▶ **Task brief**
Find all lines in the listing that include the word "content", then copy them.

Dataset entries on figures
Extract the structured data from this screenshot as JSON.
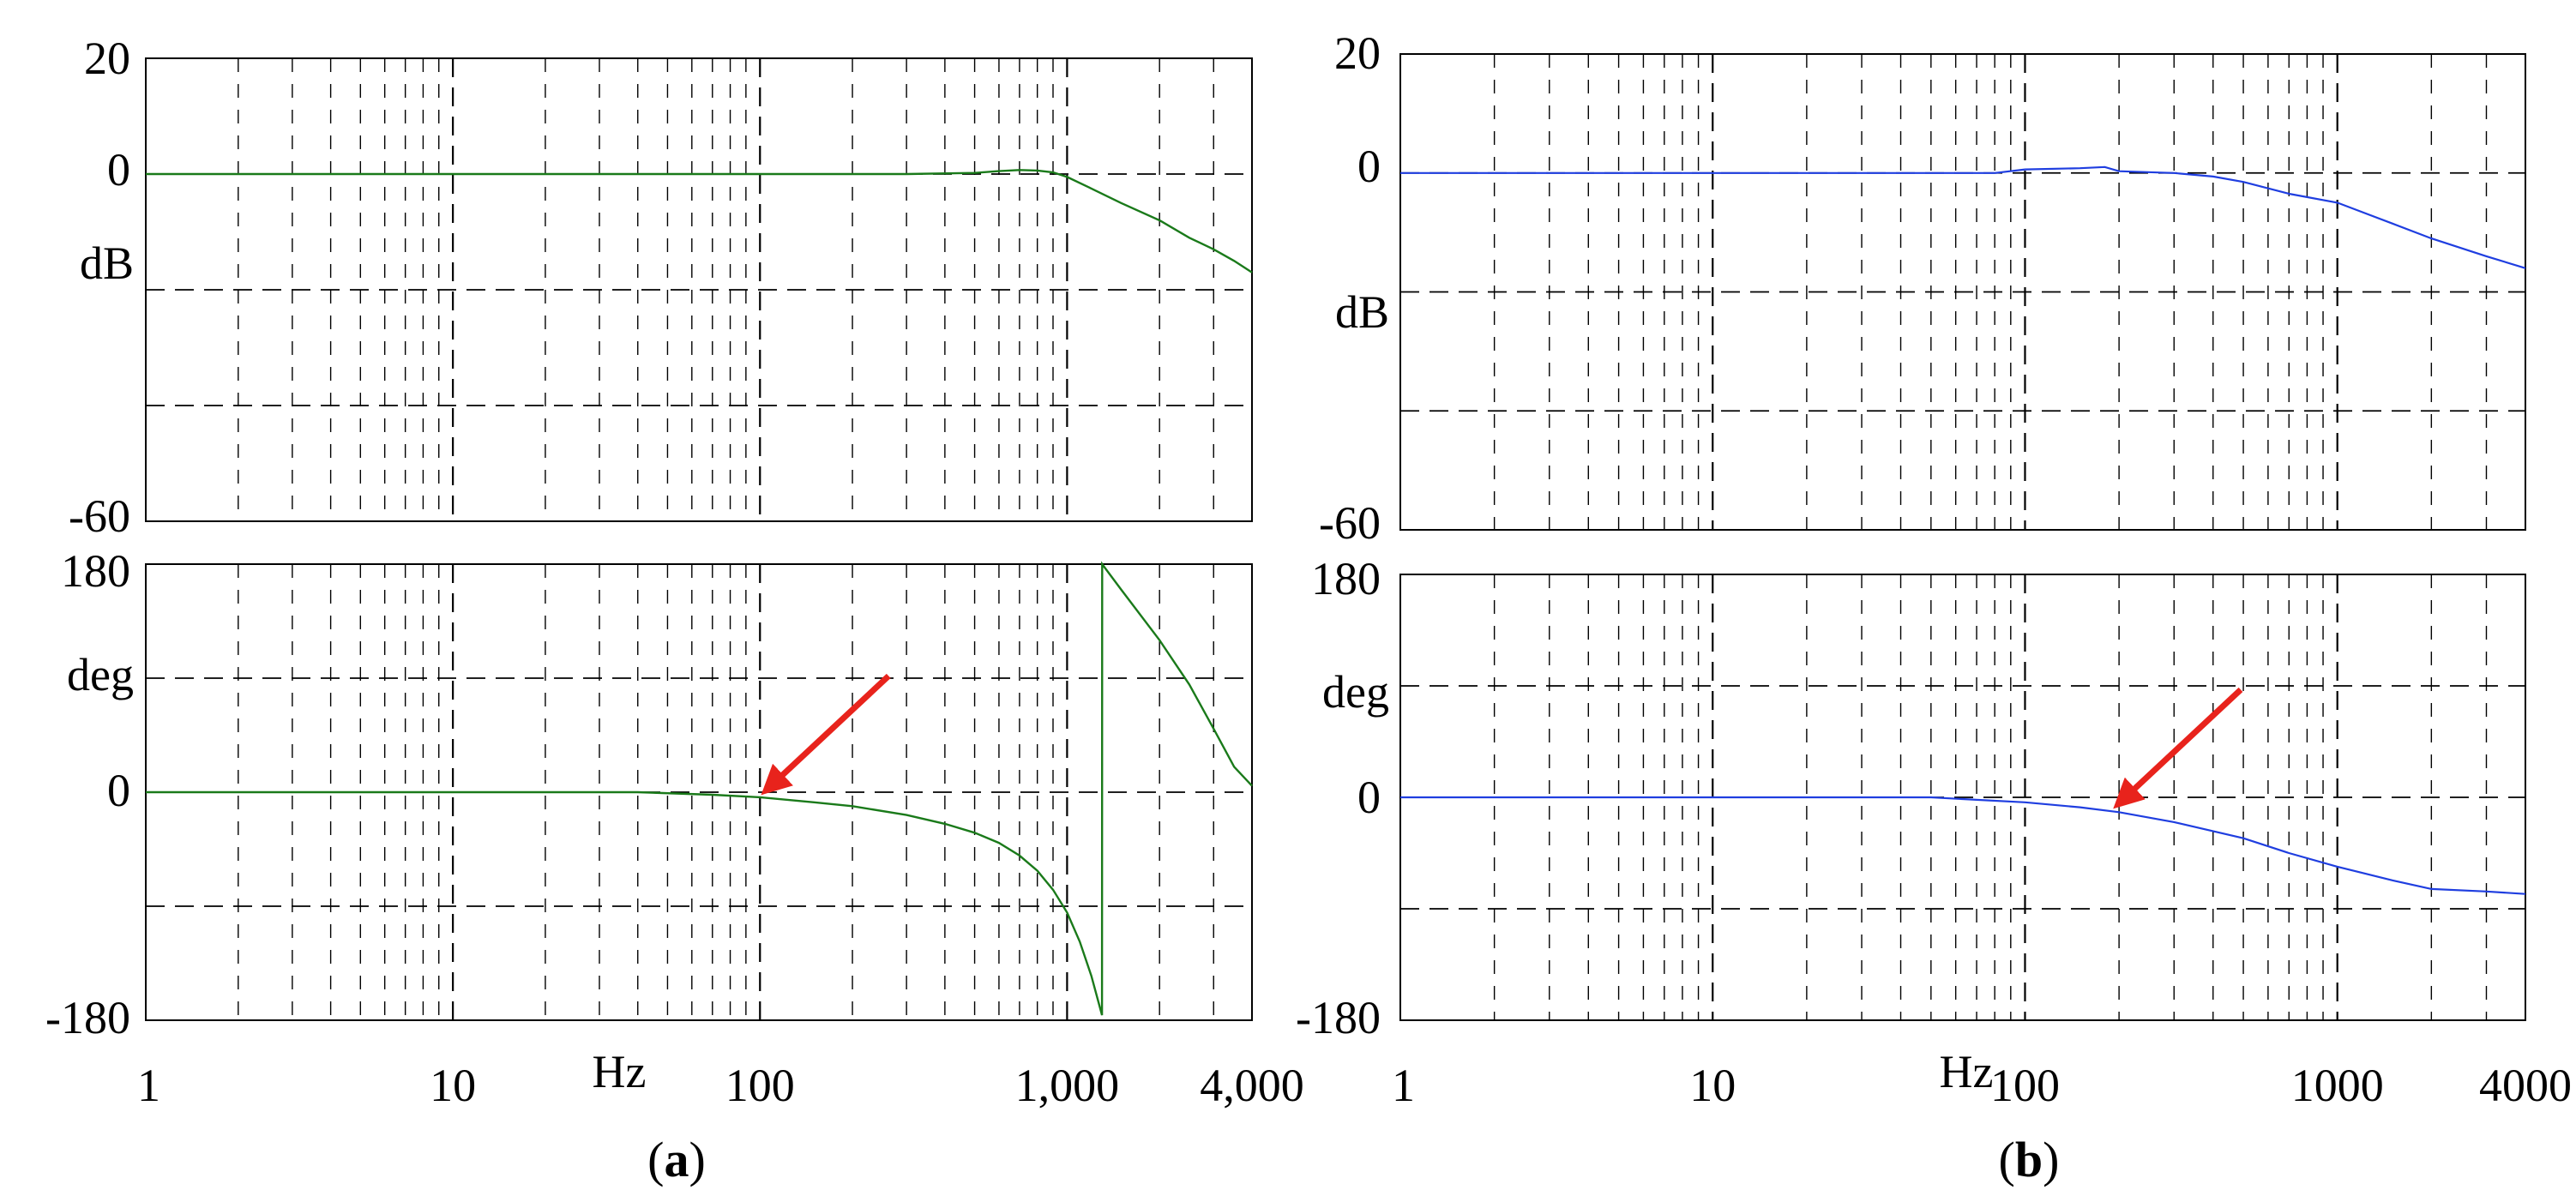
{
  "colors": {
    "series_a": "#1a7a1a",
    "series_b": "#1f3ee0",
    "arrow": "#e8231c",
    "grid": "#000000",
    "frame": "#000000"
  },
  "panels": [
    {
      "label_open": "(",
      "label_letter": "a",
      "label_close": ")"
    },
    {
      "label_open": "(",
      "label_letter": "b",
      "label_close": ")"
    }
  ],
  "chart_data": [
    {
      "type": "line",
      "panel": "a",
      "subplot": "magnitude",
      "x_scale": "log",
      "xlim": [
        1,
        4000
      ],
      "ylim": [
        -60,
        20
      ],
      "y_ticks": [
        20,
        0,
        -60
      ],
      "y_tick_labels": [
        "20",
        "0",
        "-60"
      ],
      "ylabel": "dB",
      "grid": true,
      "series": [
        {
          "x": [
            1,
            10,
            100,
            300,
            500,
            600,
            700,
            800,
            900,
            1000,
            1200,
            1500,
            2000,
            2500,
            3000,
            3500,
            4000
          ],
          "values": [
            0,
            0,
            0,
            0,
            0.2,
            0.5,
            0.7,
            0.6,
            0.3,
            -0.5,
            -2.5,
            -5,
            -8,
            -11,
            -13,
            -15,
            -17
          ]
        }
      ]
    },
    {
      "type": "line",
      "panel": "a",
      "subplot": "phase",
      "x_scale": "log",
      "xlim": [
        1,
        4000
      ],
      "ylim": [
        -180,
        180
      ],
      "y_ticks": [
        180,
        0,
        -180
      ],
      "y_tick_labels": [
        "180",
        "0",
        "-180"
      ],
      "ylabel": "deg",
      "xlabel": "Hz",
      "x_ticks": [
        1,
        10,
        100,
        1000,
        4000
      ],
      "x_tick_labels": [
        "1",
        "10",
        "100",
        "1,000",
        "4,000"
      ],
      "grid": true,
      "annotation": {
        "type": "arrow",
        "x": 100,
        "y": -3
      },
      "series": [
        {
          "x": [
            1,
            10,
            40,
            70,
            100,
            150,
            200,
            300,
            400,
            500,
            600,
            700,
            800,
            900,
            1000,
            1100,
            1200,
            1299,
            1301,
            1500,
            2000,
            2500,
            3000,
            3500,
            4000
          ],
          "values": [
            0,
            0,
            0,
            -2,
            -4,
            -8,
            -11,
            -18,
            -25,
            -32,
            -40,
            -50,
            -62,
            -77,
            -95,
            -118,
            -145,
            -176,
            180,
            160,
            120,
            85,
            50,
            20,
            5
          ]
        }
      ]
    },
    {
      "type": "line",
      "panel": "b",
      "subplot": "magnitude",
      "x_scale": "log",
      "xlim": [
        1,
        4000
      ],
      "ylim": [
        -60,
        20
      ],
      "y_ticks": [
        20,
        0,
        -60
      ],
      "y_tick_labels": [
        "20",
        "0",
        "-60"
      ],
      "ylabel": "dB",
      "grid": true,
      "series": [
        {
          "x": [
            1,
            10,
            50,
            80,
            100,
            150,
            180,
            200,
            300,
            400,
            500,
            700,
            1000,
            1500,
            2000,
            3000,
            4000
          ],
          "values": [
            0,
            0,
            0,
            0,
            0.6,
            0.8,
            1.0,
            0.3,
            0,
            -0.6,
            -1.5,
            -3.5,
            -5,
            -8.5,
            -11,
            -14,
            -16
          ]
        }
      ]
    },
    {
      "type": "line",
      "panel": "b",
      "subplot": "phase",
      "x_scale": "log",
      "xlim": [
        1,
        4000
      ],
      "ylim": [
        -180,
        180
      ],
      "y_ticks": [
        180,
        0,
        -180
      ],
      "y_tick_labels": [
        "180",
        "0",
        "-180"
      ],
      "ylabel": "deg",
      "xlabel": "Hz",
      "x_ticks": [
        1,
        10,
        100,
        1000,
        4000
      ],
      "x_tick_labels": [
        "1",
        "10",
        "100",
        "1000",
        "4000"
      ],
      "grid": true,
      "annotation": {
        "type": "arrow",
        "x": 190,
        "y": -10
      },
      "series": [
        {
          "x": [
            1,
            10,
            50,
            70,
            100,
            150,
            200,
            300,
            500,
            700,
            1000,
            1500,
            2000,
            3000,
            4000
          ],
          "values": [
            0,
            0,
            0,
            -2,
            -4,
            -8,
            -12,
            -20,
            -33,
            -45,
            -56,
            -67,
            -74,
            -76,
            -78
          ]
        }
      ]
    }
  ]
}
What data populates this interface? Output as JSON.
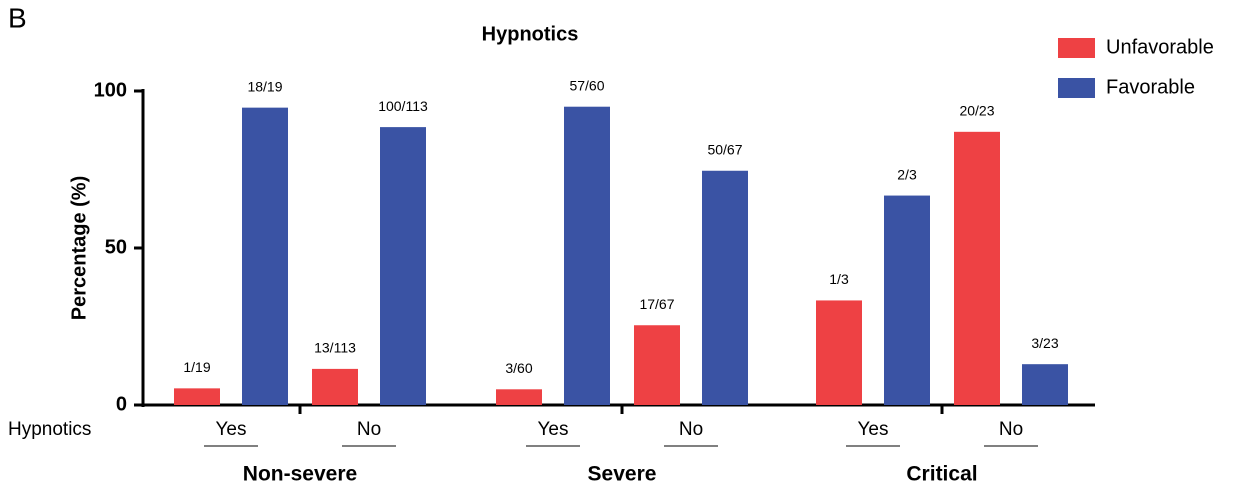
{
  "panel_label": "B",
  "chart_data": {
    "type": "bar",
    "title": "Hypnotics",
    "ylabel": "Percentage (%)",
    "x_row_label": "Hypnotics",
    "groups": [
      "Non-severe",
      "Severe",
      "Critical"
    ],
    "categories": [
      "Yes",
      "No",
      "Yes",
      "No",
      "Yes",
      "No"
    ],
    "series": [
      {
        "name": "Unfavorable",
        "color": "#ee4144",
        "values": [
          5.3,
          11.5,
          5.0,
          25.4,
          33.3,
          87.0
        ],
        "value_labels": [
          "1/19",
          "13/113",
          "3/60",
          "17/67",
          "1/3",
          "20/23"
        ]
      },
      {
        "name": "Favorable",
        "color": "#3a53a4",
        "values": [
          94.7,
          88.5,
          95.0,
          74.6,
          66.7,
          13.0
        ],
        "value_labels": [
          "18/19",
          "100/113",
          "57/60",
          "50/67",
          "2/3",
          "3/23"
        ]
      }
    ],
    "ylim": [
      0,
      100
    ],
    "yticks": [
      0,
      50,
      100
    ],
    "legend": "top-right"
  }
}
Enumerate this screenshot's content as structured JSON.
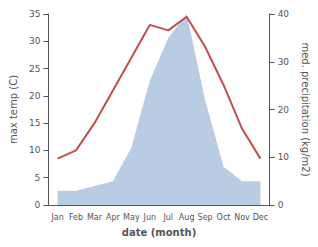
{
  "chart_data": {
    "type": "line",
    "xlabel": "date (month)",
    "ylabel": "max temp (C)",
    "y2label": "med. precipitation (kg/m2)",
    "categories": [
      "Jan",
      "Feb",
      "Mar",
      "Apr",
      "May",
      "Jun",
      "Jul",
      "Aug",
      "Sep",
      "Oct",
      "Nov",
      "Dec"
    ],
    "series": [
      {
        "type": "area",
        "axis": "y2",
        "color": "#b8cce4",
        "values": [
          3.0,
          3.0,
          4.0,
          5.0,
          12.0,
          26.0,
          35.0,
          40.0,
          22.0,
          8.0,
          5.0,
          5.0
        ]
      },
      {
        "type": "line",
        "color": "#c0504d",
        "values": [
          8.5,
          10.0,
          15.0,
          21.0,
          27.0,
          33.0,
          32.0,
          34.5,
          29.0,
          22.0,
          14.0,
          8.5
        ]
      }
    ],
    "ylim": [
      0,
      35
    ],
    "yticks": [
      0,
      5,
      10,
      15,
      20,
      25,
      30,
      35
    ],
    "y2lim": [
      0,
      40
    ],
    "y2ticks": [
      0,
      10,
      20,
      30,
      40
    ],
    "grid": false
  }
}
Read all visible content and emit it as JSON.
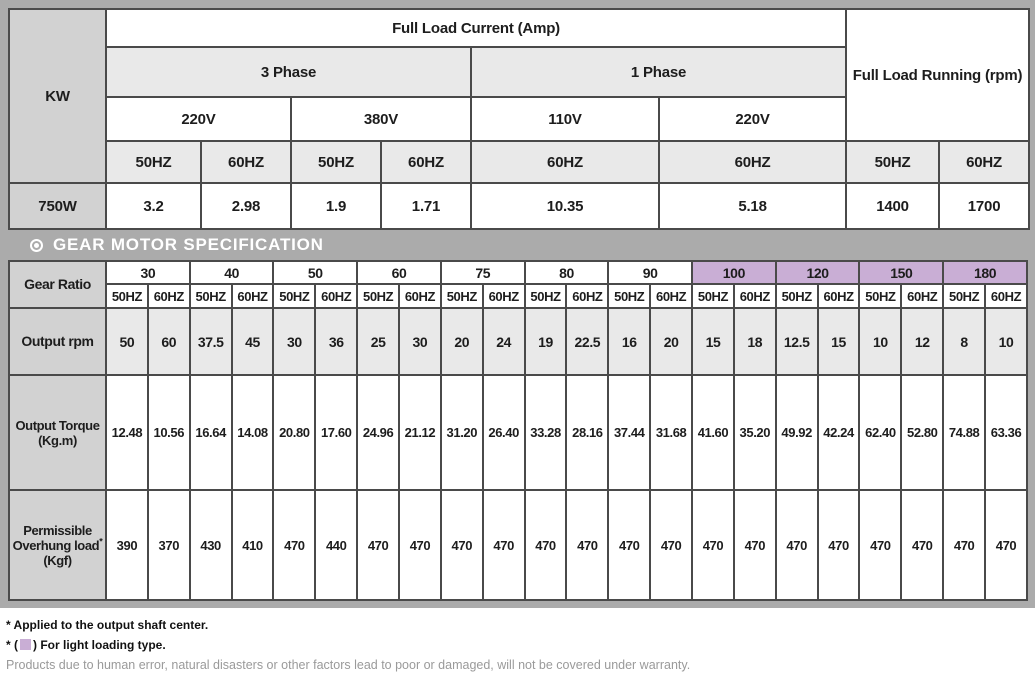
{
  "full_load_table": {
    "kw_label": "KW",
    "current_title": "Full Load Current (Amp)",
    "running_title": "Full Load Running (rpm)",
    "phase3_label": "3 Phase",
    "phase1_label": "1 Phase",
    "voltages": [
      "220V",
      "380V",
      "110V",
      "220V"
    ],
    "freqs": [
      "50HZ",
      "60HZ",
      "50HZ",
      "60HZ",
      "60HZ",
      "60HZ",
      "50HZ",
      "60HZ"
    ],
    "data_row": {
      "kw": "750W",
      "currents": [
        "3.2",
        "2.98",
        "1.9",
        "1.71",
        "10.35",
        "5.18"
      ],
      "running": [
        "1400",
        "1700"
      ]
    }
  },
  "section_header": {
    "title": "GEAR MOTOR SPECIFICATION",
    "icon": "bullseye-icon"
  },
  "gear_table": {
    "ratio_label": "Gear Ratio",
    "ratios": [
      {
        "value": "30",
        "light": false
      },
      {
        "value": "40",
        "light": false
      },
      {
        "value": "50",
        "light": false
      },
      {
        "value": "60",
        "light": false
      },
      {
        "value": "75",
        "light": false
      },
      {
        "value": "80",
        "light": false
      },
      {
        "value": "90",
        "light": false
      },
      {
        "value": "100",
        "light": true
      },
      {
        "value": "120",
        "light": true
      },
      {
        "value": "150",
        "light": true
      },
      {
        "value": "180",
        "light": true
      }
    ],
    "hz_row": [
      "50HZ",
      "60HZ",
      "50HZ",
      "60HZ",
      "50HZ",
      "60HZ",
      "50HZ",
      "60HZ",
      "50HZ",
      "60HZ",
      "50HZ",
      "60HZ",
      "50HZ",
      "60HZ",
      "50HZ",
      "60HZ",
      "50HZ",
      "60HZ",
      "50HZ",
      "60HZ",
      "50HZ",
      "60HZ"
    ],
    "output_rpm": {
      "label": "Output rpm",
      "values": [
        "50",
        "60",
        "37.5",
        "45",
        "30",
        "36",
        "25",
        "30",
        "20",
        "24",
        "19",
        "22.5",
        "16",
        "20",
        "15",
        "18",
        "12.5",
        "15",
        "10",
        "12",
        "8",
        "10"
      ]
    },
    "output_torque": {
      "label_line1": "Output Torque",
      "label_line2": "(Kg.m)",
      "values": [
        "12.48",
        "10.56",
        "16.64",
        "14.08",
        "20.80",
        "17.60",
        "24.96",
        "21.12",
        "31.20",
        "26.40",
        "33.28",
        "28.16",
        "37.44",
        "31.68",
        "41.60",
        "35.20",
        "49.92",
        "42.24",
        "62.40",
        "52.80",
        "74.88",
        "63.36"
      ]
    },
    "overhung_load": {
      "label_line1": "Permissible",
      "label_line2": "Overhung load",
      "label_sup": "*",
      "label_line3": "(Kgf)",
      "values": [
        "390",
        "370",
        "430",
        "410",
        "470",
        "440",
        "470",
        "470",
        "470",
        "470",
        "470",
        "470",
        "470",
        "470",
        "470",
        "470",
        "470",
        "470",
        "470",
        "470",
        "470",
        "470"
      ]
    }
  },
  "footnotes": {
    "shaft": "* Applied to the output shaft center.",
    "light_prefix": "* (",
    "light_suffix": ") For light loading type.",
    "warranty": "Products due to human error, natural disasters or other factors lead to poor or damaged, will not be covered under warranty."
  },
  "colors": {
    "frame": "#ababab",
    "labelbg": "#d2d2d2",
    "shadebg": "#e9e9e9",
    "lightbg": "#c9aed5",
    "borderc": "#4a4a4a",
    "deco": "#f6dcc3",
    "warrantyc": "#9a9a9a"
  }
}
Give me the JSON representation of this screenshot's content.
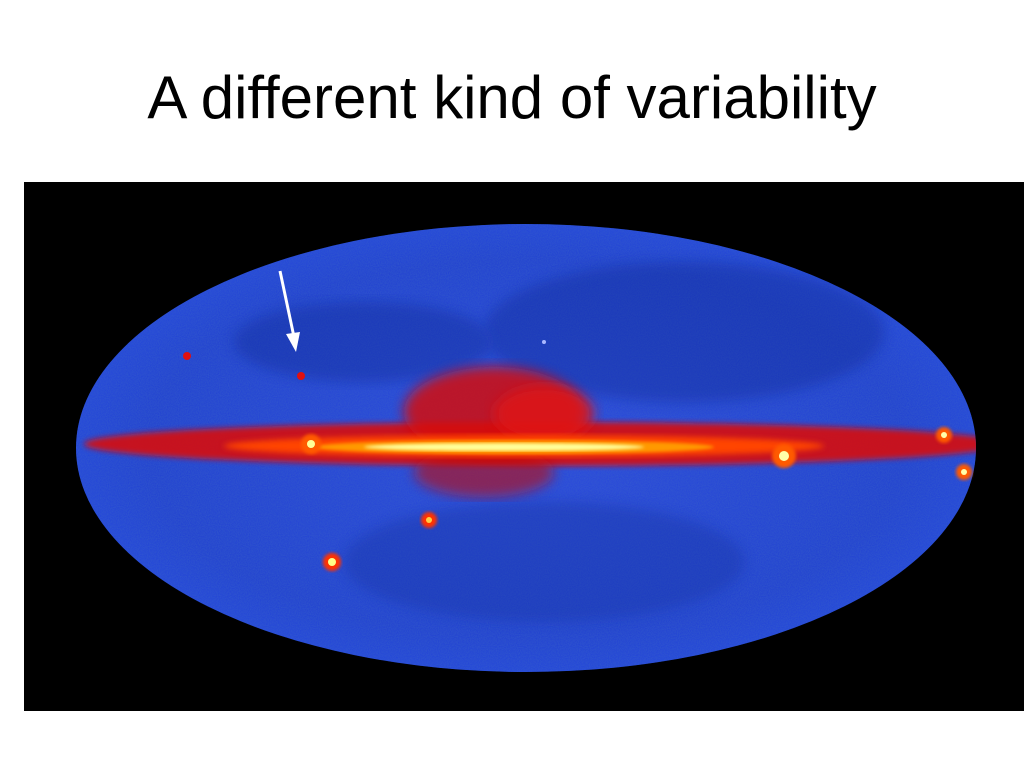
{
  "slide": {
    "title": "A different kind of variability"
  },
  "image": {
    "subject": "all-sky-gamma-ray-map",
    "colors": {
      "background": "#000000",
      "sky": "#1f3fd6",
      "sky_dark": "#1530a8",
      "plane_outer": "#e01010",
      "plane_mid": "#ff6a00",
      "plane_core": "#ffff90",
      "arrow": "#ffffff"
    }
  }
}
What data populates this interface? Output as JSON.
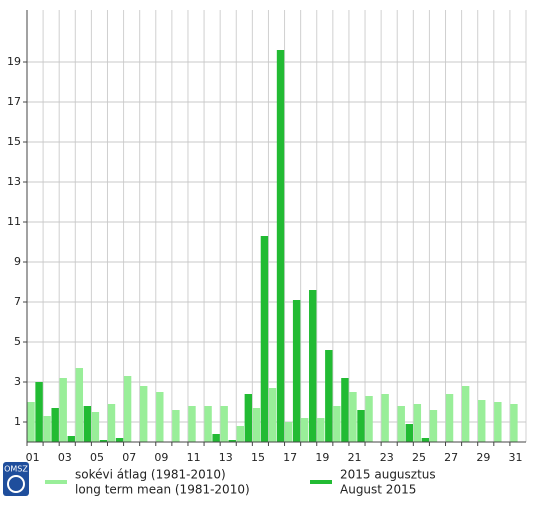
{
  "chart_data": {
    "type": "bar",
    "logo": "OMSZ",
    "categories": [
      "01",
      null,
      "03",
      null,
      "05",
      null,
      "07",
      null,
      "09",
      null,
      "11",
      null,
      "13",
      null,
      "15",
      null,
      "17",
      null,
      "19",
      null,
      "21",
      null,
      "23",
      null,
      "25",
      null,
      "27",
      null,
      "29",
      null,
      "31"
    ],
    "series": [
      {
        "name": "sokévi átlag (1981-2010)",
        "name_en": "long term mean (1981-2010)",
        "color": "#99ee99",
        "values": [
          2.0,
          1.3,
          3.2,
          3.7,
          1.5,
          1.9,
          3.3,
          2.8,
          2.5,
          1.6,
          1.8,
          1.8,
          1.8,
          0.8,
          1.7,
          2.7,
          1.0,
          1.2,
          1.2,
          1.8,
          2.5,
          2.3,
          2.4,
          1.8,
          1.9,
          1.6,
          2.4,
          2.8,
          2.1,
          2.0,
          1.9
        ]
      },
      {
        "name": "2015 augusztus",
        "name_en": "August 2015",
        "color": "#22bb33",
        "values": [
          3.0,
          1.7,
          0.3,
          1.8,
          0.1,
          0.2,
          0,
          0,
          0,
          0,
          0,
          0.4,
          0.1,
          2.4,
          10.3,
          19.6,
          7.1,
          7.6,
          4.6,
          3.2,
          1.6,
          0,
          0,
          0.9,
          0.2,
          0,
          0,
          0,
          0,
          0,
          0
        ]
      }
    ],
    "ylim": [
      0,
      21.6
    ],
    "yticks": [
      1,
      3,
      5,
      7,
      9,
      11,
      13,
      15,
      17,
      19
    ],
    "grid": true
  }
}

▶ **Solved exercise**
Enumerate this screenshot's content as structured JSON.
Read all visible content and emit it as JSON.
Give me the JSON representation of this screenshot's content.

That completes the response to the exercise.